Write the data out again in full, with no departure from the original.
..............................
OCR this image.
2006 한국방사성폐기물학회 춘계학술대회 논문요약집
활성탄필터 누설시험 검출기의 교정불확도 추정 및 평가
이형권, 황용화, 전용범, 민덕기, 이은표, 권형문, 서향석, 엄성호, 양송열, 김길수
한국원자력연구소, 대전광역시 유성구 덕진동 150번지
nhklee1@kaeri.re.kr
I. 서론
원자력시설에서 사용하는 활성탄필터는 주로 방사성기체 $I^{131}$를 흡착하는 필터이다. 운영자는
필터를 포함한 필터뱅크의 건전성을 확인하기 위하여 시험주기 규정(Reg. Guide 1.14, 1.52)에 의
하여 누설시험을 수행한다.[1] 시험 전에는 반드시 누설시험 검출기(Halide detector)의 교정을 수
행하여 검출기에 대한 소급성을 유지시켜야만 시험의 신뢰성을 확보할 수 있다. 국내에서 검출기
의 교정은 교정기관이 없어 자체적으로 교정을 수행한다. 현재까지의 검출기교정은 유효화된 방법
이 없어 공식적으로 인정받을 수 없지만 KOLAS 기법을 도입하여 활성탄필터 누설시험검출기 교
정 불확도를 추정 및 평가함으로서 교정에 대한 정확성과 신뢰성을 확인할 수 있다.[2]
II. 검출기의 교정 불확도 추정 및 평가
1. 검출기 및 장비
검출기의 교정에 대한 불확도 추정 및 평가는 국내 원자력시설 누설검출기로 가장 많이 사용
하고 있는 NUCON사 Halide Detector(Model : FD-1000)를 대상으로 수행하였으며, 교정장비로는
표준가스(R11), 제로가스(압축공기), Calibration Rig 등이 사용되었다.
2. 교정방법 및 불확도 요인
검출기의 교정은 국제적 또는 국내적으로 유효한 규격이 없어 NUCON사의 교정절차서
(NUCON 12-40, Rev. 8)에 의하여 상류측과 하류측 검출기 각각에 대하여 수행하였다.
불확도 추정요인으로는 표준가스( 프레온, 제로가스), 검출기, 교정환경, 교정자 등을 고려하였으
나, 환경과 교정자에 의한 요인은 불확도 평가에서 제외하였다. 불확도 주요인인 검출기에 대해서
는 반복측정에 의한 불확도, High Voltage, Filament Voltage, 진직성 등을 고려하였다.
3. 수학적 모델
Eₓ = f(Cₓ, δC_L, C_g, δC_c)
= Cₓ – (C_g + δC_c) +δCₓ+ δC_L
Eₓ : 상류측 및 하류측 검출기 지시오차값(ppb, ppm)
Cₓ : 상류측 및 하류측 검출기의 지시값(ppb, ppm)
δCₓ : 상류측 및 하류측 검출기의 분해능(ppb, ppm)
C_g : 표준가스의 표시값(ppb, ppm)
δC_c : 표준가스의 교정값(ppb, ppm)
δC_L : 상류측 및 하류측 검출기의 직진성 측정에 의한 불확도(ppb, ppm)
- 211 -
..............................
Correct output
OCR this image.
2006 한국방사성폐기물학회 춘계학술대회 논문요약집
활성탄필터 누설시험 검출기의 교정불확도 추정 및 평가
이형권, 황용화, 전용범, 민덕기, 이은표, 권형문, 서향석, 엄성호, 양송열, 김길수
한국원자력연구소, 대전광역시 유성구 덕진동 150번지
nhklee1@kaeri.re.kr
I. 서론
원자력시설에서 사용하는 활성탄필터는 주로 방사성기체 $I^{131}$를 흡착하는 필터이다. 운영자는
필터를 포함한 필터뱅크의 건전성을 확인하기 위하여 시험주기 규정(Reg. Guide 1.14, 1.52)에 의
하여 누설시험을 수행한다.[1] 시험 전에는 반드시 누설시험 검출기(Halide detector)의 교정을 수
행하여 검출기에 대한 소급성을 유지시켜야만 시험의 신뢰성을 확보할 수 있다. 국내에서 검출기
의 교정은 교정기관이 없어 자체적으로 교정을 수행한다. 현재까지의 검출기교정은 유효화된 방법
이 없어 공식적으로 인정받을 수 없지만 KOLAS 기법을 도입하여 활성탄필터 누설시험검출기 교
정 불확도를 추정 및 평가함으로서 교정에 대한 정확성과 신뢰성을 확인할 수 있다.[2]
II. 검출기의 교정 불확도 추정 및 평가
1. 검출기 및 장비
검출기의 교정에 대한 불확도 추정 및 평가는 국내 원자력시설 누설검출기로 가장 많이 사용
하고 있는 NUCON사 Halide Detector(Model : FD-1000)를 대상으로 수행하였으며, 교정장비로는
표준가스(R11), 제로가스(압축공기), Calibration Rig 등이 사용되었다.
2. 교정방법 및 불확도 요인
검출기의 교정은 국제적 또는 국내적으로 유효한 규격이 없어 NUCON사의 교정절차서
(NUCON 12-40, Rev. 8)에 의하여 상류측과 하류측 검출기 각각에 대하여 수행하였다.
불확도 추정요인으로는 표준가스( 프레온, 제로가스), 검출기, 교정환경, 교정자 등을 고려하였으
나, 환경과 교정자에 의한 요인은 불확도 평가에서 제외하였다. 불확도 주요인인 검출기에 대해서
는 반복측정에 의한 불확도, High Voltage, Filament Voltage, 진직성 등을 고려하였다.
3. 수학적 모델
Eₓ = f(Cₓ, δC_L, C_g, δC_c)
= Cₓ – (C_g + δC_c) +δCₓ+ δC_L
Eₓ : 상류측 및 하류측 검출기 지시오차값(ppb, ppm)
Cₓ : 상류측 및 하류측 검출기의 지시값(ppb, ppm)
δCₓ : 상류측 및 하류측 검출기의 분해능(ppb, ppm)
C_g : 표준가스의 표시값(ppb, ppm)
δC_c : 표준가스의 교정값(ppb, ppm)
δC_L : 상류측 및 하류측 검출기의 직진성 측정에 의한 불확도(ppb, ppm)
- 211 -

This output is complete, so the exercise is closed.